Work to complete: Report how many lines of the listing below include the word "east". Give nothing but the number.

Figure content listings:
+ + +
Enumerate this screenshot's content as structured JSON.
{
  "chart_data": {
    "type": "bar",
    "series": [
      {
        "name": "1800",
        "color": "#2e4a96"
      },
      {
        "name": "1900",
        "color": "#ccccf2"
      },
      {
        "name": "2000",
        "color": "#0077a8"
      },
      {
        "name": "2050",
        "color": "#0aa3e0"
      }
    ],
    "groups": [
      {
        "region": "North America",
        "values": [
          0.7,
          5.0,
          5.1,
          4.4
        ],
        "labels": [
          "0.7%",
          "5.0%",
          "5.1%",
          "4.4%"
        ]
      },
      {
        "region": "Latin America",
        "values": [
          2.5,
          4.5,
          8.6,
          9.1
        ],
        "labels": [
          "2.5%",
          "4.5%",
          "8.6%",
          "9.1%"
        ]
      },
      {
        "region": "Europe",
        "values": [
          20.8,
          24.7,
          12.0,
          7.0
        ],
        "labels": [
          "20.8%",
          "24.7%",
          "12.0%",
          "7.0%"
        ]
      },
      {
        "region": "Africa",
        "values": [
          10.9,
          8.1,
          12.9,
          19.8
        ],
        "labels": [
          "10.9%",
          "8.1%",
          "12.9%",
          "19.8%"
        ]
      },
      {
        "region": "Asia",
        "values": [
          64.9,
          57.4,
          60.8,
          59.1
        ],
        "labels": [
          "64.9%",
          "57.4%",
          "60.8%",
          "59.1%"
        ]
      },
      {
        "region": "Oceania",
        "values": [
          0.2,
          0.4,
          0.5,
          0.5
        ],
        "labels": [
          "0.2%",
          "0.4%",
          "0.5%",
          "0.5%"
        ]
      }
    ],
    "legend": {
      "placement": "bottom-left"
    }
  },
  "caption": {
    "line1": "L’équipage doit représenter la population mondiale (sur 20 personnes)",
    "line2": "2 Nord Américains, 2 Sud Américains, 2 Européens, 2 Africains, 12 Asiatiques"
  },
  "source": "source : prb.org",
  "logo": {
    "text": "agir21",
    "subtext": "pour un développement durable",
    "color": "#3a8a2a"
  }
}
+ + +
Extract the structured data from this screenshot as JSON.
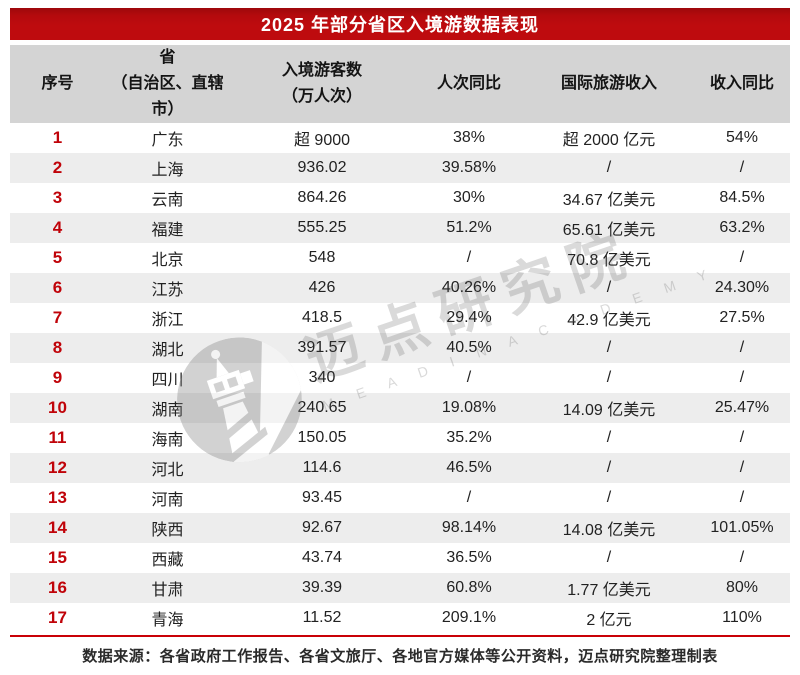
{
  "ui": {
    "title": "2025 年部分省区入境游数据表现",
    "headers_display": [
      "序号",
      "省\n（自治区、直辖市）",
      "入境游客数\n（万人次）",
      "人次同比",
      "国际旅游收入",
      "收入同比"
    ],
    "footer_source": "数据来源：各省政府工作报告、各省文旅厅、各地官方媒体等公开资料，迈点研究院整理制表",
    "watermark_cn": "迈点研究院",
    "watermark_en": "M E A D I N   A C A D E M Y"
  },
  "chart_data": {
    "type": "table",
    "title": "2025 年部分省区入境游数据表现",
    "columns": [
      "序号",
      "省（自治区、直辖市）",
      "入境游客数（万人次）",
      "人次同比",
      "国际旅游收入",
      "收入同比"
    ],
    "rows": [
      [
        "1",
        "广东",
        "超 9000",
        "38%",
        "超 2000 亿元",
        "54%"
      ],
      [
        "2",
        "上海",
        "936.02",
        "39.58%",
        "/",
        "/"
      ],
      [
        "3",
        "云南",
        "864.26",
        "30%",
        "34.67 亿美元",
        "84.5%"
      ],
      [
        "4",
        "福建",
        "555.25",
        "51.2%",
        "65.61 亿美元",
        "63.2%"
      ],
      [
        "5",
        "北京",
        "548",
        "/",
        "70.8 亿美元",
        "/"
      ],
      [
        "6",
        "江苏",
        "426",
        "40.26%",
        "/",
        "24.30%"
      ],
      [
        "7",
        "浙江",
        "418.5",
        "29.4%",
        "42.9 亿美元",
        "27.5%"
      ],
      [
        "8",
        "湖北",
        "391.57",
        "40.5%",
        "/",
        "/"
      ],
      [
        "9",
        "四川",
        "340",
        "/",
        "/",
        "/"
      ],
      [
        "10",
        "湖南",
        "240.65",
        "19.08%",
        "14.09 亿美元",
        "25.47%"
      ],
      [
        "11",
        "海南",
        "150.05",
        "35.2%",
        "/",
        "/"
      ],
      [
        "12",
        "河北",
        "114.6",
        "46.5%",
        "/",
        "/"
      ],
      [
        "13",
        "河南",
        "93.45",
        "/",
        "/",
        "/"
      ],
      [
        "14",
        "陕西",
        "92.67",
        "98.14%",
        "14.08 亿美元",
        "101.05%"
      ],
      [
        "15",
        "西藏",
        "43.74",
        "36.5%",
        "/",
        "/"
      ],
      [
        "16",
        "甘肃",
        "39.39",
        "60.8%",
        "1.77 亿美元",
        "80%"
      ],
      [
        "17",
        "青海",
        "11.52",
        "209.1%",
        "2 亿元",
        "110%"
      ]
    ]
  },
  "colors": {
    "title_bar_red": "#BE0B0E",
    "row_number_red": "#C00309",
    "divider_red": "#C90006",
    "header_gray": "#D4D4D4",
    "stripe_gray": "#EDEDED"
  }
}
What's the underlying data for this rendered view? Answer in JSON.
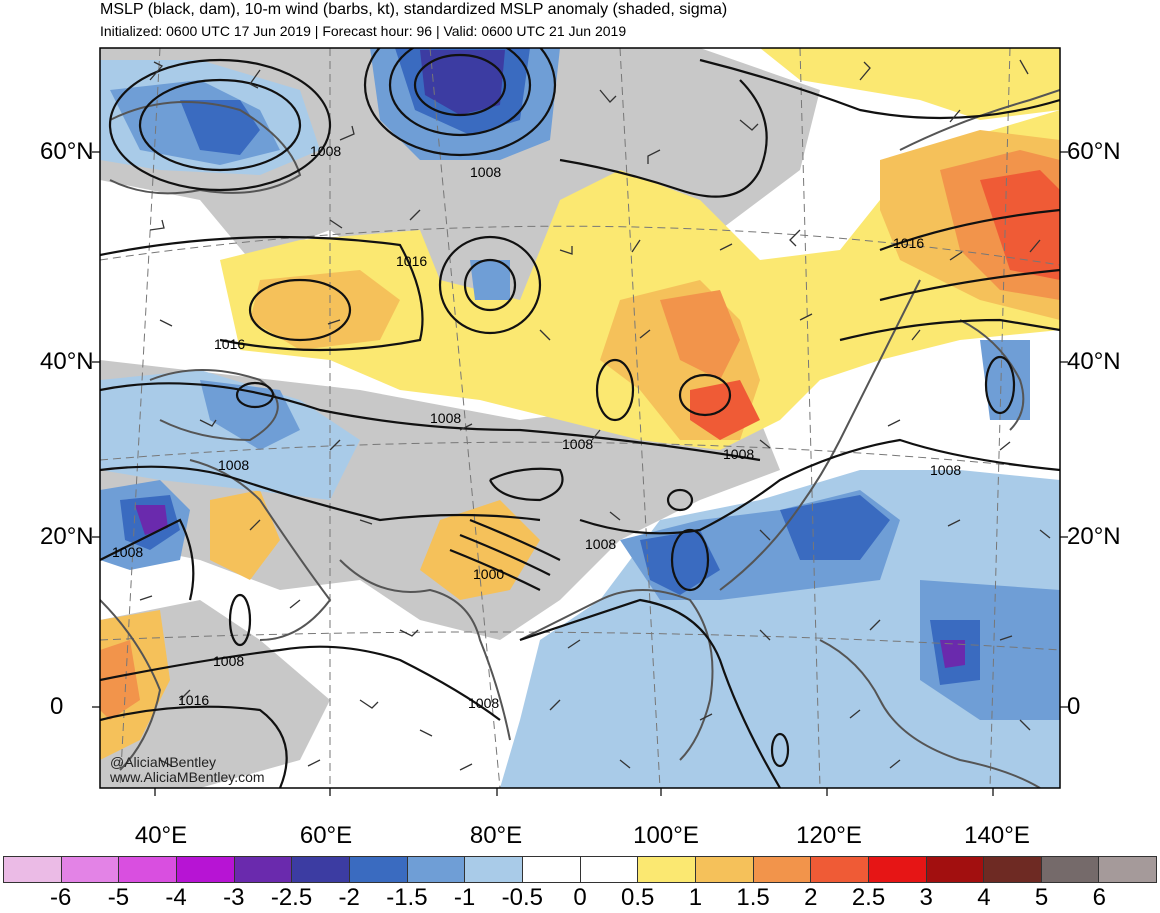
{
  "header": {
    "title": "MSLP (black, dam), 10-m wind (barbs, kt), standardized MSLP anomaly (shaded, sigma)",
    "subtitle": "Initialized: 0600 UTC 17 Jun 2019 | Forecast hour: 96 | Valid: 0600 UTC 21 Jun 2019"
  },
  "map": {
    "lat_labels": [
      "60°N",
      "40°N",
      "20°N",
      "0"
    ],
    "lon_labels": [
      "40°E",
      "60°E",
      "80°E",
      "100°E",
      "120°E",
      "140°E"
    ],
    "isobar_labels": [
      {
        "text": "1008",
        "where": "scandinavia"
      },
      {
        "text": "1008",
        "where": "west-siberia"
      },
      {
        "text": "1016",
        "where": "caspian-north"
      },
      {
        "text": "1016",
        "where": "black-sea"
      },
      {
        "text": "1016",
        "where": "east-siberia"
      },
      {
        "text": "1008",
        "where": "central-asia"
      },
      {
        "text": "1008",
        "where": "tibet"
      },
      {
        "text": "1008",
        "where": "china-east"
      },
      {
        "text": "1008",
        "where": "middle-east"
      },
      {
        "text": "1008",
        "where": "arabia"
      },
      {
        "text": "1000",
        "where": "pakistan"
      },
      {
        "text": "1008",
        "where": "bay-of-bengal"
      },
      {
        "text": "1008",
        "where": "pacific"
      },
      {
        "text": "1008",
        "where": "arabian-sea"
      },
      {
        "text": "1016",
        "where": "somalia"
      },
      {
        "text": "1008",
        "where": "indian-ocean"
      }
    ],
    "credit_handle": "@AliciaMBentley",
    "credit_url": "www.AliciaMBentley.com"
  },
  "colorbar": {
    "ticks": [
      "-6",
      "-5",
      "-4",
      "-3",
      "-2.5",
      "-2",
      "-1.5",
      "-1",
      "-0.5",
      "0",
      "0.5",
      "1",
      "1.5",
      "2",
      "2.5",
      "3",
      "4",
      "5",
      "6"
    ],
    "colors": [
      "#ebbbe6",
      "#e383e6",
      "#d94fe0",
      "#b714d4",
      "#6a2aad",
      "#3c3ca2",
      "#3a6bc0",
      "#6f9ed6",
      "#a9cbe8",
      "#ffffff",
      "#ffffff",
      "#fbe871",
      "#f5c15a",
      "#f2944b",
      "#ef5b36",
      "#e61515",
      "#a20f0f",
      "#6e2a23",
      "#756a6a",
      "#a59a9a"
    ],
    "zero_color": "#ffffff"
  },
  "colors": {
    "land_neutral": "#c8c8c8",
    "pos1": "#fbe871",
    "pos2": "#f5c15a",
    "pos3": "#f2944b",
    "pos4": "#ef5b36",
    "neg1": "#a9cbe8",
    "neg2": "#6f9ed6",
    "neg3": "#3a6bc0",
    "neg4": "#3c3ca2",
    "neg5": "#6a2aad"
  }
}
+ + +
Exercise result: 3